* **Exercise brief**
Find the lines containing the word "вместе" and copy every one of them.

* **Records shown**
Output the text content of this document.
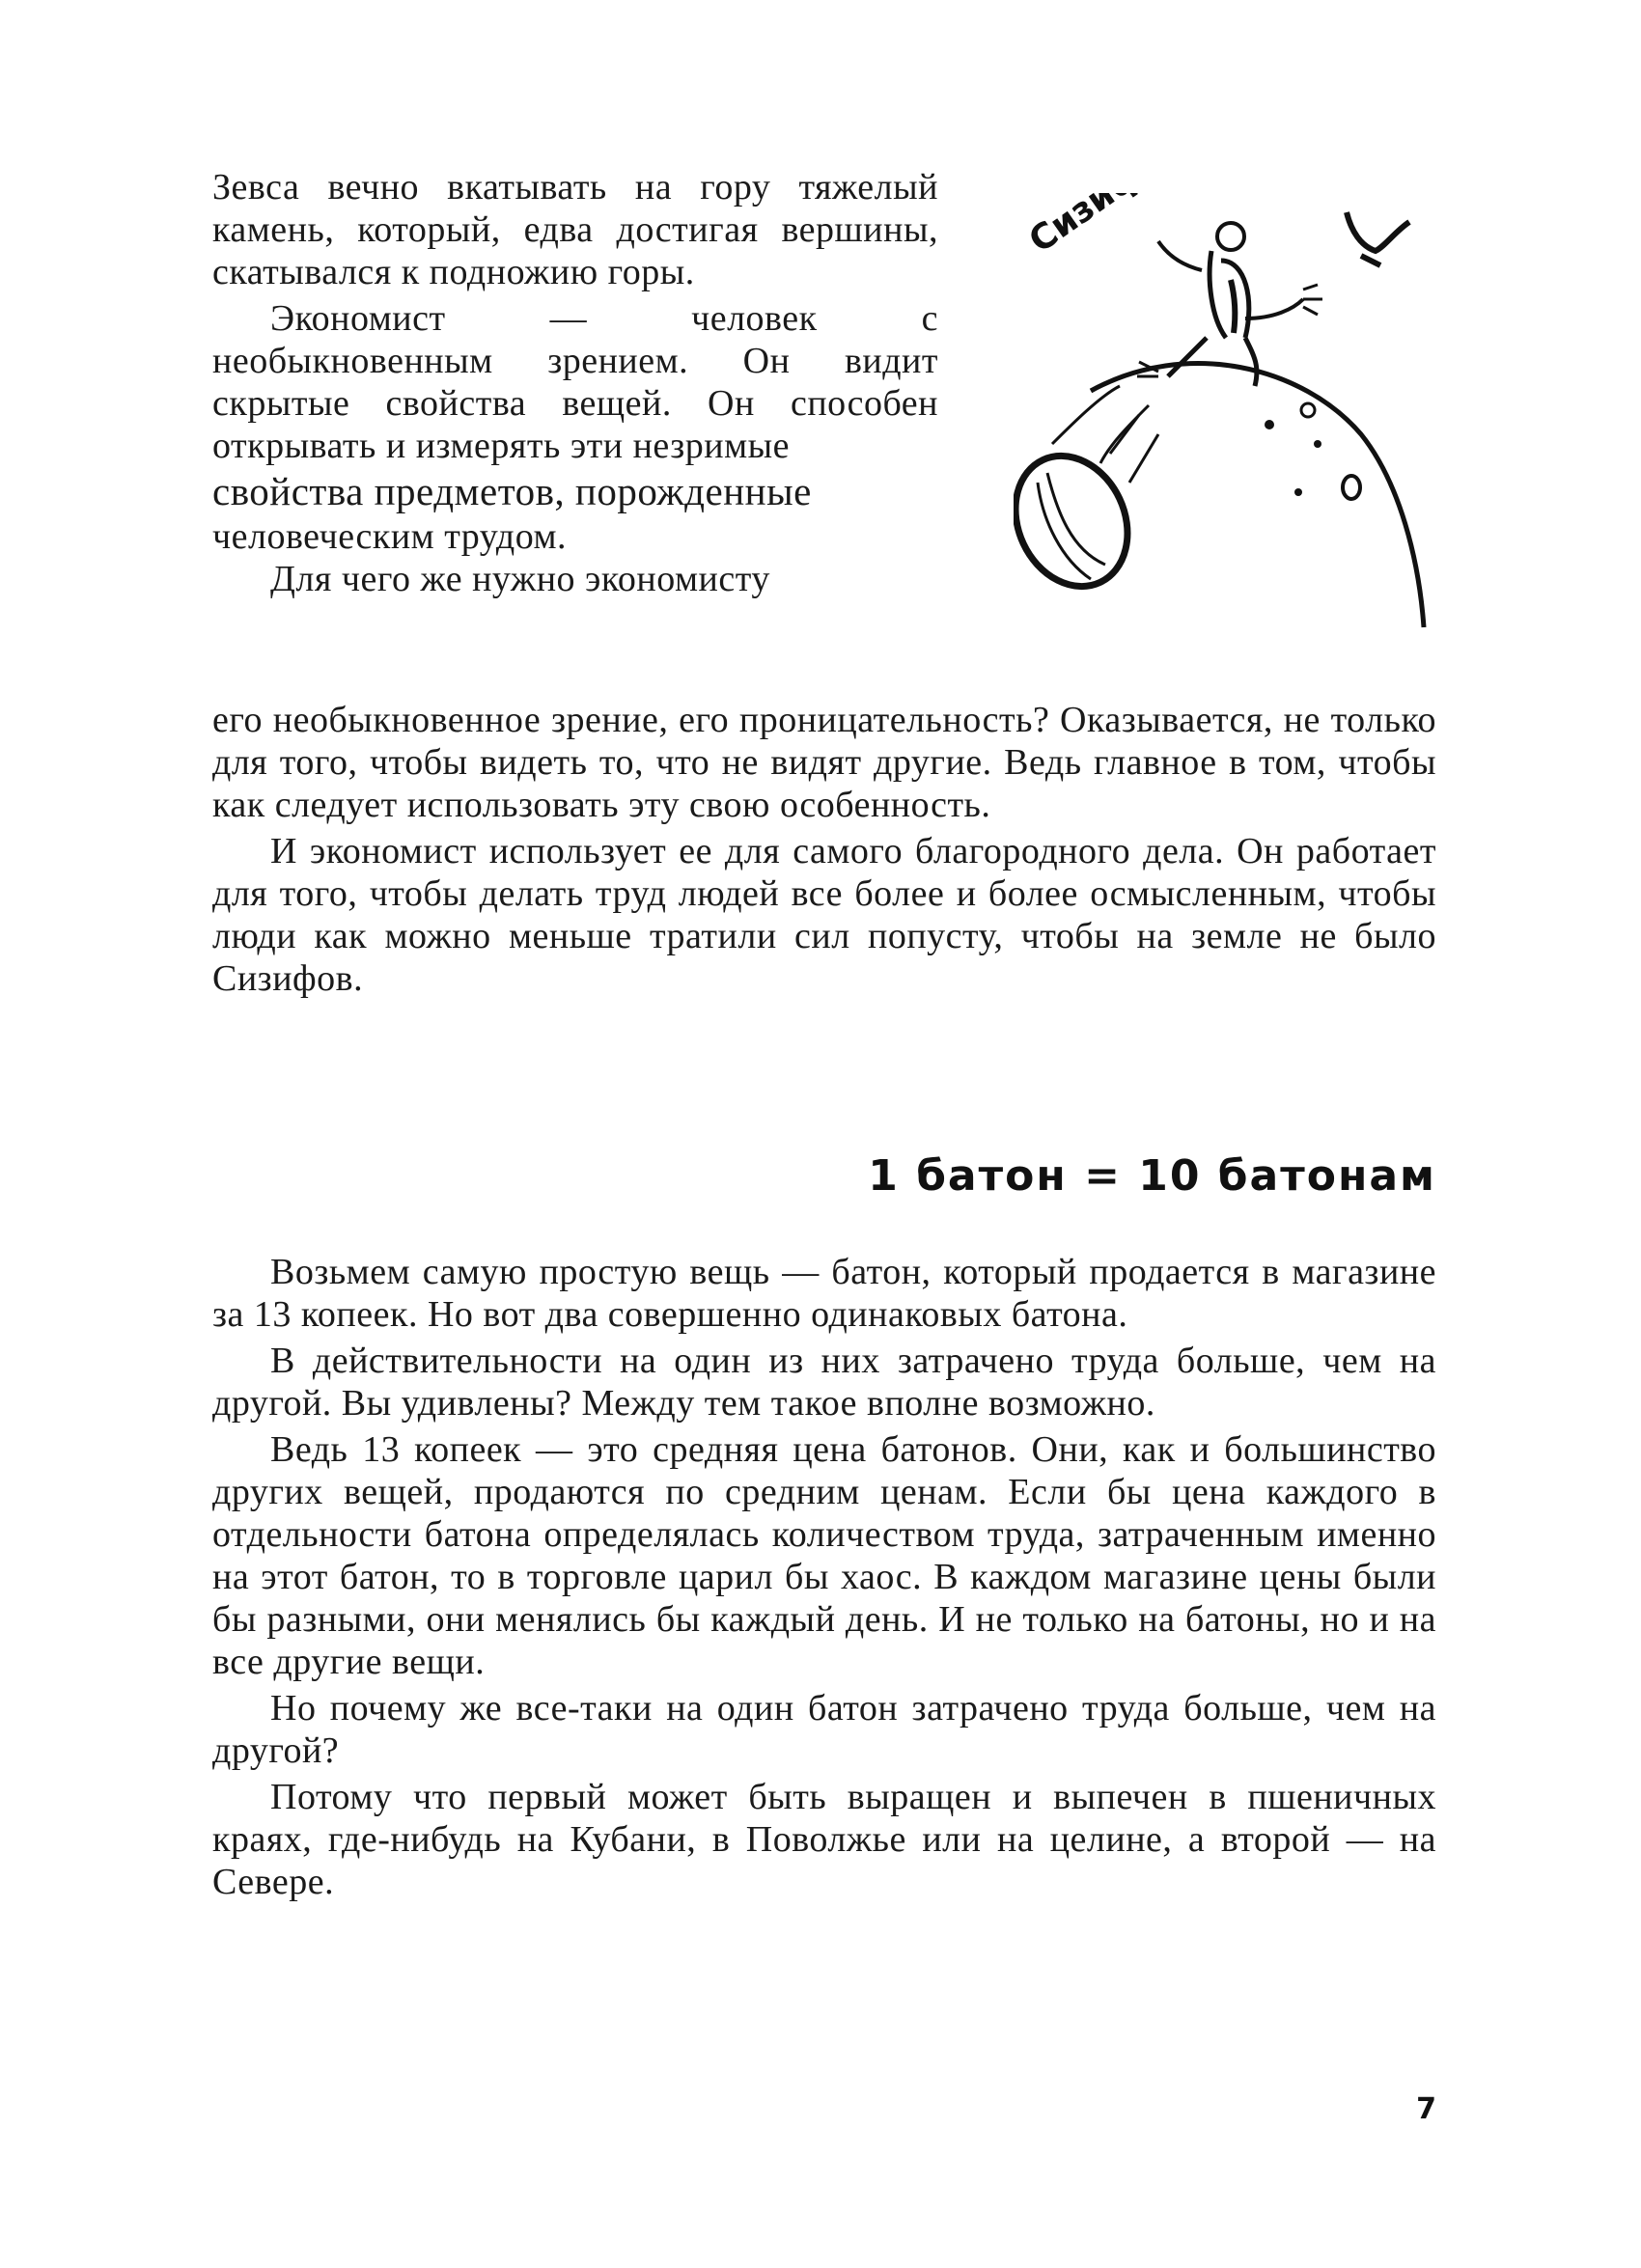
Зевса вечно вкатывать на гору тяжелый камень, который, едва достигая вершины, скатывался к подножию горы.

Экономист — человек с необыкновенным зрением. Он видит скрытые свойства вещей. Он способен открывать и измерять эти незримые
свойства предметов, порожденные
человеческим трудом.

Для чего же нужно экономисту

его необыкновенное зрение, его проницательность? Оказывается, не только для того, чтобы видеть то, что не видят другие. Ведь главное в том, чтобы как следует использовать эту свою особенность.

И экономист использует ее для самого благородного дела. Он работает для того, чтобы делать труд людей все более и более осмысленным, чтобы люди как можно меньше тратили сил попусту, чтобы на земле не было Сизифов.

Сизиф
1 батон = 10 батонам

Возьмем самую простую вещь — батон, который продается в магазине за 13 копеек. Но вот два совершенно одинаковых батона.

В действительности на один из них затрачено труда больше, чем на другой. Вы удивлены? Между тем такое вполне возможно.

Ведь 13 копеек — это средняя цена батонов. Они, как и большинство других вещей, продаются по средним ценам. Если бы цена каждого в отдельности батона определялась количеством труда, затраченным именно на этот батон, то в торговле царил бы хаос. В каждом магазине цены были бы разными, они менялись бы каждый день. И не только на батоны, но и на все другие вещи.

Но почему же все-таки на один батон затрачено труда больше, чем на другой?

Потому что первый может быть выращен и выпечен в пшеничных краях, где-нибудь на Кубани, в Поволжье или на целине, а второй — на Севере.

7
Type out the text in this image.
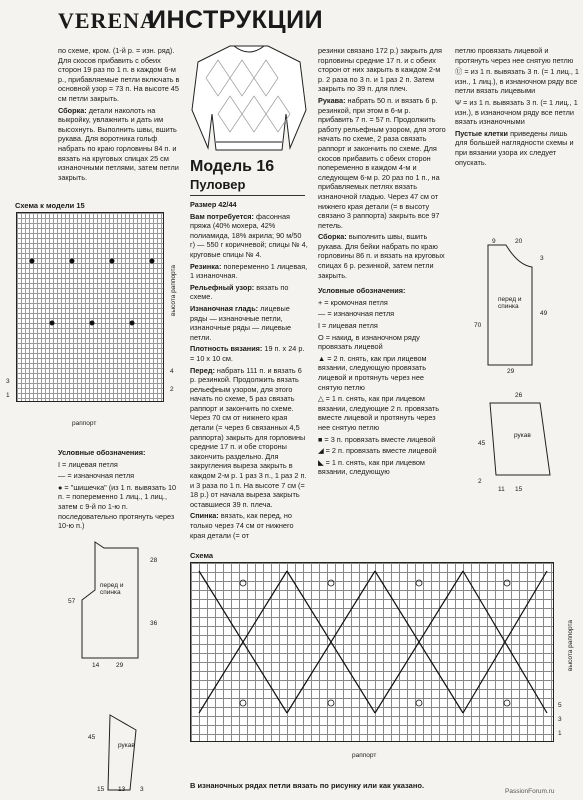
VERENA
ИНСТРУКЦИИ

по схеме, кром. (1-й р. = изн. ряд). Для скосов прибавить с обеих сторон 19 раз по 1 п. в каждом 6-м р., прибавляемые петли включать в основной узор = 73 п. На высоте 45 см петли закрыть.

Сборка: детали наколоть на выкройку, увлажнить и дать им высохнуть. Выполнить швы, вшить рукава. Для воротника гольф набрать по краю горловины 84 п. и вязать на круговых спицах 25 см изнаночными петлями, затем петли закрыть.

Модель 16
Пуловер

Размер 42/44

Вам потребуется: фасонная пряжа (40% мохера, 42% полиамида, 18% акрила; 90 м/50 г) — 550 г коричневой; спицы № 4, круговые спицы № 4.

Резинка: попеременно 1 лицевая, 1 изнаночная.

Рельефный узор: вязать по схеме.

Изнаночная гладь: лицевые ряды — изнаночные петли, изнаночные ряды — лицевые петли.

Плотность вязания: 19 п. x 24 р. = 10 x 10 см.

Перед: набрать 111 п. и вязать 6 р. резинкой. Продолжить вязать рельефным узором, для этого начать по схеме, 5 раз связать раппорт и закончить по схеме. Через 70 см от нижнего края детали (= через 6 связанных 4,5 раппорта) закрыть для горловины средние 17 п. и обе стороны закончить раздельно. Для закругления выреза закрыть в каждом 2-м р. 1 раз 3 п., 1 раз 2 п. и 3 раза по 1 п. На высоте 7 см (= 18 р.) от начала выреза закрыть оставшиеся 39 п. плеча.

Спинка: вязать, как перед, но только через 74 см от нижнего края детали (= от

резинки связано 172 р.) закрыть для горловины средние 17 п. и с обеих сторон от них закрыть в каждом 2-м р. 2 раза по 3 п. и 1 раз 2 п. Затем закрыть по 39 п. для плеч.

Рукава: набрать 50 п. и вязать 6 р. резинкой, при этом в 6-м р. прибавить 7 п. = 57 п. Продолжить работу рельефным узором, для этого начать по схеме, 2 раза связать раппорт и закончить по схеме. Для скосов прибавить с обеих сторон попеременно в каждом 4-м и следующем 6-м р. 20 раз по 1 п., на прибавляемых петлях вязать изнаночной гладью. Через 47 см от нижнего края детали (= в высоту связано 3 раппорта) закрыть все 97 петель.

Сборка: выполнить швы, вшить рукава. Для бейки набрать по краю горловины 86 п. и вязать на круговых спицах 6 р. резинкой, затем петли закрыть.

Условные обозначения:

+ = кромочная петля

— = изнаночная петля

I = лицевая петля

О = накид, в изнаночном ряду провязать лицевой

▲ = 2 п. снять, как при лицевом вязании, следующую провязать лицевой и протянуть через нее снятую петлю

△ = 1 п. снять, как при лицевом вязании, следующие 2 п. провязать вместе лицевой и протянуть через нее снятую петлю

■ = 3 п. провязать вместе лицевой

◢ = 2 п. провязать вместе лицевой

◣ = 1 п. снять, как при лицевом вязании, следующую

петлю провязать лицевой и протянуть через нее снятую петлю

Ⓤ = из 1 п. вывязать 3 п. (= 1 лиц., 1 изн., 1 лиц.), в изнаночном ряду все петли вязать лицевыми

Ψ = из 1 п. вывязать 3 п. (= 1 лиц., 1 изн.), в изнаночном ряду все петли вязать изнаночными

Пустые клетки приведены лишь для большей наглядности схемы и при вязании узора их следует опускать.

Схема к модели 15
высота раппорта
4
2
3
1
раппорт

Условные обозначения:

I = лицевая петля

— = изнаночная петля

● = "шишечка" (из 1 п. вывязать 10 п. = попеременно 1 лиц., 1 лиц., затем с 9-й по 1-ю п. последовательно протянуть через 10-ю п.)

перед и спинка
28
57
36
29
14
рукав
45
15 13 3
9	20
3
перед и спинка
70
49
29
26
рукав
45
11 15
2
Схема
высота раппорта
5
3
1
раппорт
В изнаночных рядах петли вязать по рисунку или как указано.
PassionForum.ru
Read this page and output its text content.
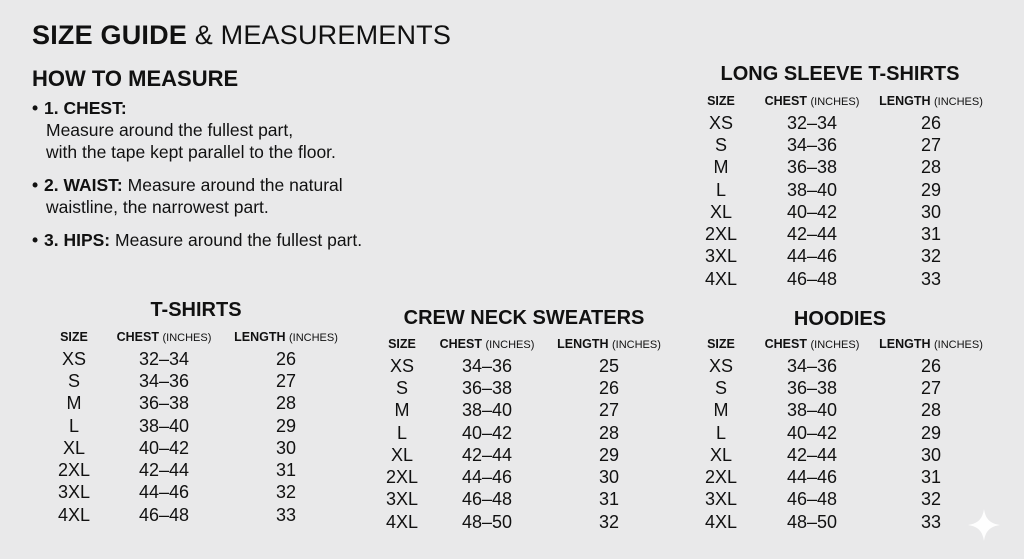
SIZE GUIDE & MEASUREMENTS
HOW TO MEASURE
• 1. CHEST:
Measure around the fullest part,
with the tape kept parallel to the floor.
• 2. WAIST: Measure around the natural
waistline, the narrowest part.
• 3. HIPS: Measure around the fullest part.
LONG SLEEVE T-SHIRTS
SIZE	CHEST (INCHES)	LENGTH (INCHES)
XS	32–34	26
S	34–36	27
M	36–38	28
L	38–40	29
XL	40–42	30
2XL	42–44	31
3XL	44–46	32
4XL	46–48	33
T-SHIRTS
SIZE	CHEST (INCHES)	LENGTH (INCHES)
XS	32–34	26
S	34–36	27
M	36–38	28
L	38–40	29
XL	40–42	30
2XL	42–44	31
3XL	44–46	32
4XL	46–48	33
CREW NECK SWEATERS
SIZE	CHEST (INCHES)	LENGTH (INCHES)
XS	34–36	25
S	36–38	26
M	38–40	27
L	40–42	28
XL	42–44	29
2XL	44–46	30
3XL	46–48	31
4XL	48–50	32
HOODIES
SIZE	CHEST (INCHES)	LENGTH (INCHES)
XS	34–36	26
S	36–38	27
M	38–40	28
L	40–42	29
XL	42–44	30
2XL	44–46	31
3XL	46–48	32
4XL	48–50	33
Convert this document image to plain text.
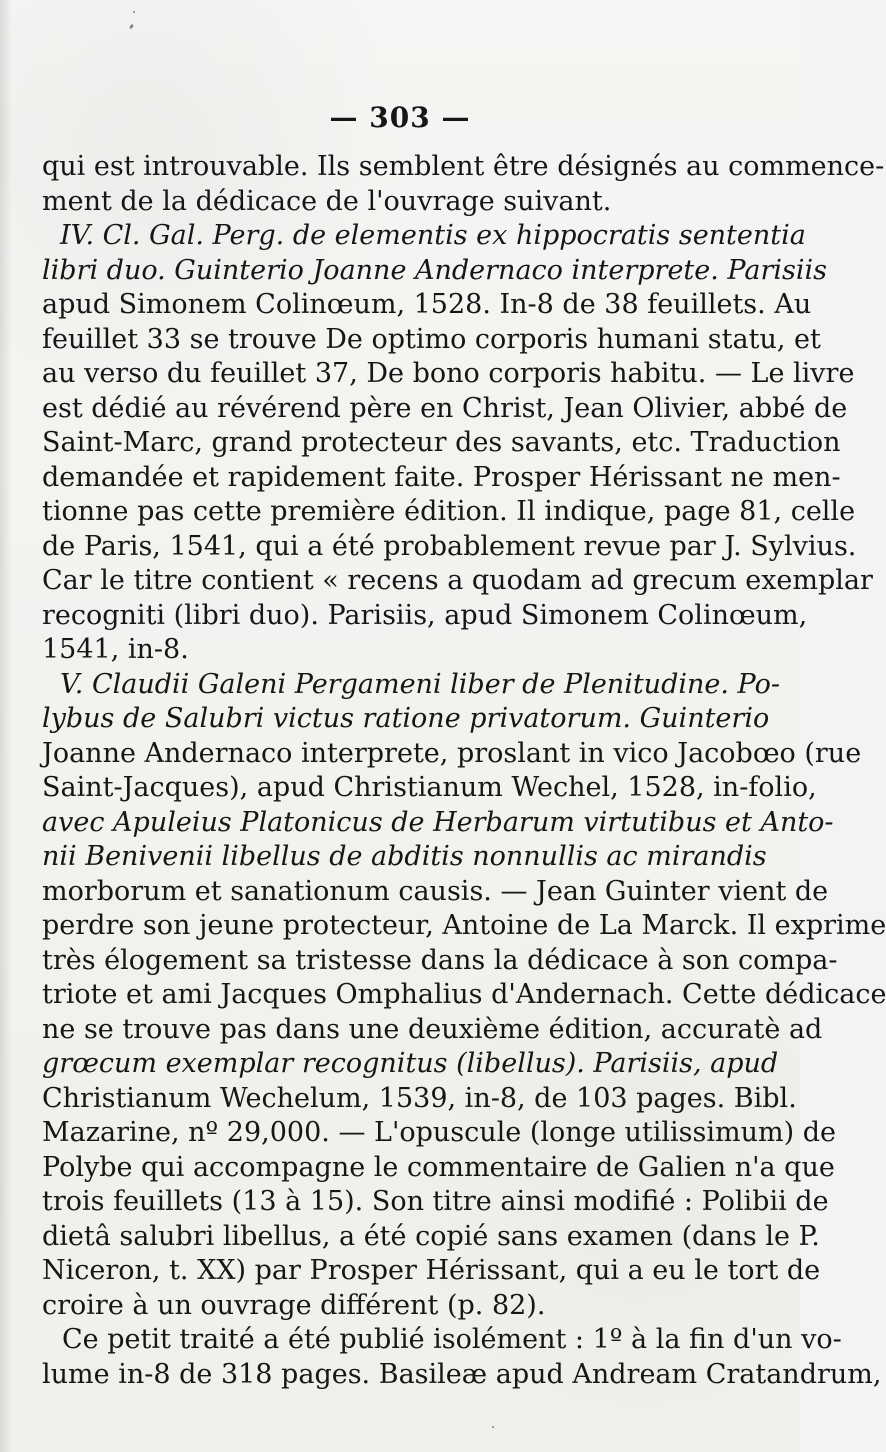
— 303 —
qui est introuvable. Ils semblent être désignés au commence-
ment de la dédicace de l'ouvrage suivant.
IV. Cl. Gal. Perg. de elementis ex hippocratis sententia
libri duo. Guinterio Joanne Andernaco interprete. Parisiis
apud Simonem Colinœum, 1528. In-8 de 38 feuillets. Au
feuillet 33 se trouve De optimo corporis humani statu, et
au verso du feuillet 37, De bono corporis habitu. — Le livre
est dédié au révérend père en Christ, Jean Olivier, abbé de
Saint-Marc, grand protecteur des savants, etc. Traduction
demandée et rapidement faite. Prosper Hérissant ne men-
tionne pas cette première édition. Il indique, page 81, celle
de Paris, 1541, qui a été probablement revue par J. Sylvius.
Car le titre contient « recens a quodam ad grecum exemplar
recogniti (libri duo). Parisiis, apud Simonem Colinœum,
1541, in-8.
V. Claudii Galeni Pergameni liber de Plenitudine. Po-
lybus de Salubri victus ratione privatorum. Guinterio
Joanne Andernaco interprete, proslant in vico Jacobœo (rue
Saint-Jacques), apud Christianum Wechel, 1528, in-folio,
avec Apuleius Platonicus de Herbarum virtutibus et Anto-
nii Benivenii libellus de abditis nonnullis ac mirandis
morborum et sanationum causis. — Jean Guinter vient de
perdre son jeune protecteur, Antoine de La Marck. Il exprime
très élogement sa tristesse dans la dédicace à son compa-
triote et ami Jacques Omphalius d'Andernach. Cette dédicace
ne se trouve pas dans une deuxième édition, accuratè ad
grœcum exemplar recognitus (libellus). Parisiis, apud
Christianum Wechelum, 1539, in-8, de 103 pages. Bibl.
Mazarine, nº 29,000. — L'opuscule (longe utilissimum) de
Polybe qui accompagne le commentaire de Galien n'a que
trois feuillets (13 à 15). Son titre ainsi modifié : Polibii de
dietâ salubri libellus, a été copié sans examen (dans le P.
Niceron, t. XX) par Prosper Hérissant, qui a eu le tort de
croire à un ouvrage différent (p. 82).
Ce petit traité a été publié isolément : 1º à la fin d'un vo-
lume in-8 de 318 pages. Basileæ apud Andream Cratandrum,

* **Response**
△ = 1 п. снять, как при лицевом вязании, следующие 2 п. провязать вместе лицевой и протянуть через нее снятую петлю
■ = 3 п. провязать вместе лицевой
◢ = 2 п. провязать вместе лицевой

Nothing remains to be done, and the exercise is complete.